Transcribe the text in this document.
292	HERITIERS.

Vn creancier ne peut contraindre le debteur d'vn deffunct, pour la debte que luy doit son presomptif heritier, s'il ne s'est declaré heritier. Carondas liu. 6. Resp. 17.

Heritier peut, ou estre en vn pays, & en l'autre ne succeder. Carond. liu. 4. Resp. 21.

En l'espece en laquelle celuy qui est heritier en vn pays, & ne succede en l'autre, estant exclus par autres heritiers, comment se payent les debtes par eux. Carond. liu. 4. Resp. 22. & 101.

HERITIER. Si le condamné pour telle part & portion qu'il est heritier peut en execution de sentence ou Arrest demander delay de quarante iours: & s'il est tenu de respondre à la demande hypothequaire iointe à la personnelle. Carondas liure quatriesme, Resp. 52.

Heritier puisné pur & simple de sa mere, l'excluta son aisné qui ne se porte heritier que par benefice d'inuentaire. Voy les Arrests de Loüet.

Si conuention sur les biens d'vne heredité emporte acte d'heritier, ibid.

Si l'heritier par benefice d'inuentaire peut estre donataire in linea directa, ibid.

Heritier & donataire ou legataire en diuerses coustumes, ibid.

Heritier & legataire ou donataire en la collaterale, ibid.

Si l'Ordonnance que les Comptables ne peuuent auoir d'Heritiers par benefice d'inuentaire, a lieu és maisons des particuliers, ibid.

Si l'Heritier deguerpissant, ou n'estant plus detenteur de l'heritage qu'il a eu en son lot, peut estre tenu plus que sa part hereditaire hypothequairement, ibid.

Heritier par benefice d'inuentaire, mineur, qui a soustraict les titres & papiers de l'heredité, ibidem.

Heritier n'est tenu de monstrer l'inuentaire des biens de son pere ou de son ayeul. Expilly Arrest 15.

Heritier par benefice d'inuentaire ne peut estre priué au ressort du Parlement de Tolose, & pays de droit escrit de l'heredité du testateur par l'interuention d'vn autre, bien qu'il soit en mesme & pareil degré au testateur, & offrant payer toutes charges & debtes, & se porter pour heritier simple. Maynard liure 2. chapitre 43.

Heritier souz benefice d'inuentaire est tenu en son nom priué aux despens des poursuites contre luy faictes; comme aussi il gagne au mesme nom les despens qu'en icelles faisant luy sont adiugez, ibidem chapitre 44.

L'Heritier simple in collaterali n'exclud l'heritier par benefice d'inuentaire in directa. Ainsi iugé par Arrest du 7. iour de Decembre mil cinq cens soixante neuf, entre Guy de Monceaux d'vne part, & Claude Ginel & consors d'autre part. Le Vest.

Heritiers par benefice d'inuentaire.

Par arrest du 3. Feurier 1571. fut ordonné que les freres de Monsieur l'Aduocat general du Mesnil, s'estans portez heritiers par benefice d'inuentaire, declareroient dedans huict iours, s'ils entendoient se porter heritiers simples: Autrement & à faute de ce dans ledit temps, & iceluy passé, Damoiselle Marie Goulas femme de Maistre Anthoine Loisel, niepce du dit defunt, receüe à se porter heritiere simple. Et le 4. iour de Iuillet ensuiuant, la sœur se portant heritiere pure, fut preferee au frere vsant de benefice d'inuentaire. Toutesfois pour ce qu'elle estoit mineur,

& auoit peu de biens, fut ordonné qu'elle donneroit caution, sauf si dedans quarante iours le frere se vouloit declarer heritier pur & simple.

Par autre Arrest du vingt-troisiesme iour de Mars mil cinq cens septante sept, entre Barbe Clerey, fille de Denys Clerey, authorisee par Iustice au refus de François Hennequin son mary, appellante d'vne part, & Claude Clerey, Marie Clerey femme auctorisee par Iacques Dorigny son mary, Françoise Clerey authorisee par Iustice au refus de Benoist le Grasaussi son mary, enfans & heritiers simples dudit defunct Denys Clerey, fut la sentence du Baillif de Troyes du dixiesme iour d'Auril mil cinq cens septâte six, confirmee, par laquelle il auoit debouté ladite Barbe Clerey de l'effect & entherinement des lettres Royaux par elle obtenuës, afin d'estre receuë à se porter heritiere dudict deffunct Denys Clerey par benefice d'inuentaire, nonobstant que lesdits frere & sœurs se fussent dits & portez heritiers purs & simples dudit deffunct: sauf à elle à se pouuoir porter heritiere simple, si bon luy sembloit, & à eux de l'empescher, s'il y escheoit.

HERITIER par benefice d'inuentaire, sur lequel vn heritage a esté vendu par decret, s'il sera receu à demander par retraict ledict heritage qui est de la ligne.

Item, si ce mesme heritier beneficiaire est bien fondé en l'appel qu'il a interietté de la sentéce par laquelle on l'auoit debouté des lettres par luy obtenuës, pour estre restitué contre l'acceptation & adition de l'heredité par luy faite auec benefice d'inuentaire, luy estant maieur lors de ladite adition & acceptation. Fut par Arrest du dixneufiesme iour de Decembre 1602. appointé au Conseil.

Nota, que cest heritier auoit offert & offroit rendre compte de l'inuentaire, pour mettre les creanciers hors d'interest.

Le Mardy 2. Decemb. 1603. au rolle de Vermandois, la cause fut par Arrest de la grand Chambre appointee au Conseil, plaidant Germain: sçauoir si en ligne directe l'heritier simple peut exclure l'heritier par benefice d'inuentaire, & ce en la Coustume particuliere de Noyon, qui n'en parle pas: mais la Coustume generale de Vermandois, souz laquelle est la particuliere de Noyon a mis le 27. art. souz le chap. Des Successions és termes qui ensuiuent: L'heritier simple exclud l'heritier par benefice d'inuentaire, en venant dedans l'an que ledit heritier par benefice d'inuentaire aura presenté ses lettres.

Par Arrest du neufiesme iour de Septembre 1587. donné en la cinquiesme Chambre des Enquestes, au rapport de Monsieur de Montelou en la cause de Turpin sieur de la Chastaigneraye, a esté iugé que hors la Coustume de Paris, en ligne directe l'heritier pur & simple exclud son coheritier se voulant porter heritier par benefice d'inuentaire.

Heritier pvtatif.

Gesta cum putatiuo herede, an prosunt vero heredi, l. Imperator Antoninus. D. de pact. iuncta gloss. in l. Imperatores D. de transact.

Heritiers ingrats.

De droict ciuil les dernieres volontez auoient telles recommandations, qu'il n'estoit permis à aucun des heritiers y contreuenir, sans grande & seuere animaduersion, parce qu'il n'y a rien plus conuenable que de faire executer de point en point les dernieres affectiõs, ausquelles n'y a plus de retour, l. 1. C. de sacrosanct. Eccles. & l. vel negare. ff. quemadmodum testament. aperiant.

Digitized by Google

____________________

§ **GOAL**: Each record should come back exactly as written.

§ **PROBLEM SOLUTION**:
Transcribe the text in this document.
292	HERITIERS.

Vn creancier ne peut contraindre le debteur d'vn deffunct, pour la debte que luy doit son presomptif heritier, s'il ne s'est declaré heritier. Carondas liu. 6. Resp. 17.

Heritier peut, ou estre en vn pays, & en l'autre ne succeder. Carond. liu. 4. Resp. 21.

En l'espece en laquelle celuy qui est heritier en vn pays, & ne succede en l'autre, estant exclus par autres heritiers, comment se payent les debtes par eux. Carond. liu. 4. Resp. 22. & 101.

HERITIER. Si le condamné pour telle part & portion qu'il est heritier peut en execution de sentence ou Arrest demander delay de quarante iours: & s'il est tenu de respondre à la demande hypothequaire iointe à la personnelle. Carondas liure quatriesme, Resp. 52.

Heritier puisné pur & simple de sa mere, l'excluta son aisné qui ne se porte heritier que par benefice d'inuentaire. Voy les Arrests de Loüet.

Si conuention sur les biens d'vne heredité emporte acte d'heritier, ibid.

Si l'heritier par benefice d'inuentaire peut estre donataire in linea directa, ibid.

Heritier & donataire ou legataire en diuerses coustumes, ibid.

Heritier & legataire ou donataire en la collaterale, ibid.

Si l'Ordonnance que les Comptables ne peuuent auoir d'Heritiers par benefice d'inuentaire, a lieu és maisons des particuliers, ibid.

Si l'Heritier deguerpissant, ou n'estant plus detenteur de l'heritage qu'il a eu en son lot, peut estre tenu plus que sa part hereditaire hypothequairement, ibid.

Heritier par benefice d'inuentaire, mineur, qui a soustraict les titres & papiers de l'heredité, ibidem.

Heritier n'est tenu de monstrer l'inuentaire des biens de son pere ou de son ayeul. Expilly Arrest 15.

Heritier par benefice d'inuentaire ne peut estre priué au ressort du Parlement de Tolose, & pays de droit escrit de l'heredité du testateur par l'interuention d'vn autre, bien qu'il soit en mesme & pareil degré au testateur, & offrant payer toutes charges & debtes, & se porter pour heritier simple. Maynard liure 2. chapitre 43.

Heritier souz benefice d'inuentaire est tenu en son nom priué aux despens des poursuites contre luy faictes; comme aussi il gagne au mesme nom les despens qu'en icelles faisant luy sont adiugez, ibidem chapitre 44.

L'Heritier simple in collaterali n'exclud l'heritier par benefice d'inuentaire in directa. Ainsi iugé par Arrest du 7. iour de Decembre mil cinq cens soixante neuf, entre Guy de Monceaux d'vne part, & Claude Ginel & consors d'autre part. Le Vest.

Heritiers par benefice d'inuentaire.

Par arrest du 3. Feurier 1571. fut ordonné que les freres de Monsieur l'Aduocat general du Mesnil, s'estans portez heritiers par benefice d'inuentaire, declareroient dedans huict iours, s'ils entendoient se porter heritiers simples: Autrement & à faute de ce dans ledit temps, & iceluy passé, Damoiselle Marie Goulas femme de Maistre Anthoine Loisel, niepce du dit defunt, receüe à se porter heritiere simple. Et le 4. iour de Iuillet ensuiuant, la sœur se portant heritiere pure, fut preferee au frere vsant de benefice d'inuentaire. Toutesfois pour ce qu'elle estoit mineur,

& auoit peu de biens, fut ordonné qu'elle donneroit caution, sauf si dedans quarante iours le frere se vouloit declarer heritier pur & simple.

Par autre Arrest du vingt-troisiesme iour de Mars mil cinq cens septante sept, entre Barbe Clerey, fille de Denys Clerey, authorisee par Iustice au refus de François Hennequin son mary, appellante d'vne part, & Claude Clerey, Marie Clerey femme auctorisee par Iacques Dorigny son mary, Françoise Clerey authorisee par Iustice au refus de Benoist le Grasaussi son mary, enfans & heritiers simples dudit defunct Denys Clerey, fut la sentence du Baillif de Troyes du dixiesme iour d'Auril mil cinq cens septâte six, confirmee, par laquelle il auoit debouté ladite Barbe Clerey de l'effect & entherinement des lettres Royaux par elle obtenuës, afin d'estre receuë à se porter heritiere dudict deffunct Denys Clerey par benefice d'inuentaire, nonobstant que lesdits frere & sœurs se fussent dits & portez heritiers purs & simples dudit deffunct: sauf à elle à se pouuoir porter heritiere simple, si bon luy sembloit, & à eux de l'empescher, s'il y escheoit.

HERITIER par benefice d'inuentaire, sur lequel vn heritage a esté vendu par decret, s'il sera receu à demander par retraict ledict heritage qui est de la ligne.

Item, si ce mesme heritier beneficiaire est bien fondé en l'appel qu'il a interietté de la sentéce par laquelle on l'auoit debouté des lettres par luy obtenuës, pour estre restitué contre l'acceptation & adition de l'heredité par luy faite auec benefice d'inuentaire, luy estant maieur lors de ladite adition & acceptation. Fut par Arrest du dixneufiesme iour de Decembre 1602. appointé au Conseil.

Nota, que cest heritier auoit offert & offroit rendre compte de l'inuentaire, pour mettre les creanciers hors d'interest.

Le Mardy 2. Decemb. 1603. au rolle de Vermandois, la cause fut par Arrest de la grand Chambre appointee au Conseil, plaidant Germain: sçauoir si en ligne directe l'heritier simple peut exclure l'heritier par benefice d'inuentaire, & ce en la Coustume particuliere de Noyon, qui n'en parle pas: mais la Coustume generale de Vermandois, souz laquelle est la particuliere de Noyon a mis le 27. art. souz le chap. Des Successions és termes qui ensuiuent: L'heritier simple exclud l'heritier par benefice d'inuentaire, en venant dedans l'an que ledit heritier par benefice d'inuentaire aura presenté ses lettres.

Par Arrest du neufiesme iour de Septembre 1587. donné en la cinquiesme Chambre des Enquestes, au rapport de Monsieur de Montelou en la cause de Turpin sieur de la Chastaigneraye, a esté iugé que hors la Coustume de Paris, en ligne directe l'heritier pur & simple exclud son coheritier se voulant porter heritier par benefice d'inuentaire.

Heritier pvtatif.

Gesta cum putatiuo herede, an prosunt vero heredi, l. Imperator Antoninus. D. de pact. iuncta gloss. in l. Imperatores D. de transact.

Heritiers ingrats.

De droict ciuil les dernieres volontez auoient telles recommandations, qu'il n'estoit permis à aucun des heritiers y contreuenir, sans grande & seuere animaduersion, parce qu'il n'y a rien plus conuenable que de faire executer de point en point les dernieres affectiõs, ausquelles n'y a plus de retour, l. 1. C. de sacrosanct. Eccles. & l. vel negare. ff. quemadmodum testament. aperiant.

Digitized by Google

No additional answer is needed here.